-- Data lines --
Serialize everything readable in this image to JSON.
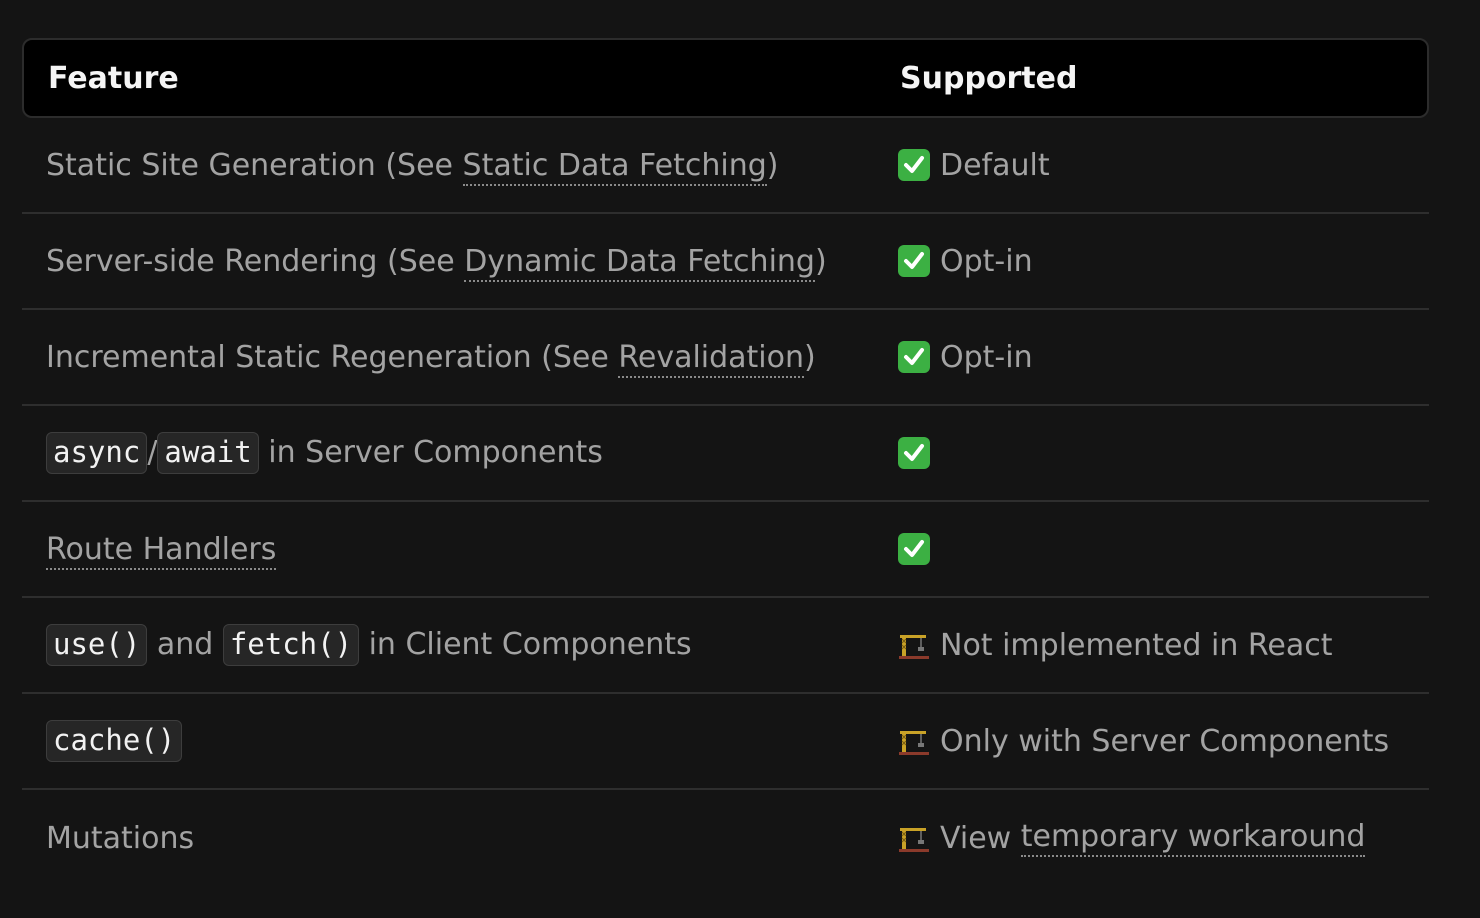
{
  "header": {
    "feature": "Feature",
    "supported": "Supported"
  },
  "rows": [
    {
      "pre": "Static Site Generation (See ",
      "link": "Static Data Fetching",
      "post": ")",
      "status_icon": "check-icon",
      "status": "Default"
    },
    {
      "pre": "Server-side Rendering (See ",
      "link": "Dynamic Data Fetching",
      "post": ")",
      "status_icon": "check-icon",
      "status": "Opt-in"
    },
    {
      "pre": "Incremental Static Regeneration (See ",
      "link": "Revalidation",
      "post": ")",
      "status_icon": "check-icon",
      "status": "Opt-in"
    },
    {
      "code1": "async",
      "sep": "/",
      "code2": "await",
      "post": " in Server Components",
      "status_icon": "check-icon",
      "status": ""
    },
    {
      "link": "Route Handlers",
      "status_icon": "check-icon",
      "status": ""
    },
    {
      "code1": "use()",
      "mid": " and ",
      "code2": "fetch()",
      "post": " in Client Components",
      "status_icon": "crane-icon",
      "status": "Not implemented in React"
    },
    {
      "code1": "cache()",
      "status_icon": "crane-icon",
      "status": "Only with Server Components"
    },
    {
      "text": "Mutations",
      "status_icon": "crane-icon",
      "status_pre": "View ",
      "status_link": "temporary workaround"
    }
  ],
  "colors": {
    "background": "#141414",
    "header_bg": "#000000",
    "check_green": "#3cb043"
  }
}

-- What the task asks --
Exclude the pictures, and transcribe all of the material exactly.

-- Solved exercise --
Serialize everything readable in this image to JSON.
{
  "header": {
    "feature": "Feature",
    "supported": "Supported"
  },
  "rows": [
    {
      "pre": "Static Site Generation (See ",
      "link": "Static Data Fetching",
      "post": ")",
      "status_icon": "check-icon",
      "status": "Default"
    },
    {
      "pre": "Server-side Rendering (See ",
      "link": "Dynamic Data Fetching",
      "post": ")",
      "status_icon": "check-icon",
      "status": "Opt-in"
    },
    {
      "pre": "Incremental Static Regeneration (See ",
      "link": "Revalidation",
      "post": ")",
      "status_icon": "check-icon",
      "status": "Opt-in"
    },
    {
      "code1": "async",
      "sep": "/",
      "code2": "await",
      "post": " in Server Components",
      "status_icon": "check-icon",
      "status": ""
    },
    {
      "link": "Route Handlers",
      "status_icon": "check-icon",
      "status": ""
    },
    {
      "code1": "use()",
      "mid": " and ",
      "code2": "fetch()",
      "post": " in Client Components",
      "status_icon": "crane-icon",
      "status": "Not implemented in React"
    },
    {
      "code1": "cache()",
      "status_icon": "crane-icon",
      "status": "Only with Server Components"
    },
    {
      "text": "Mutations",
      "status_icon": "crane-icon",
      "status_pre": "View ",
      "status_link": "temporary workaround"
    }
  ],
  "colors": {
    "background": "#141414",
    "header_bg": "#000000",
    "check_green": "#3cb043"
  }
}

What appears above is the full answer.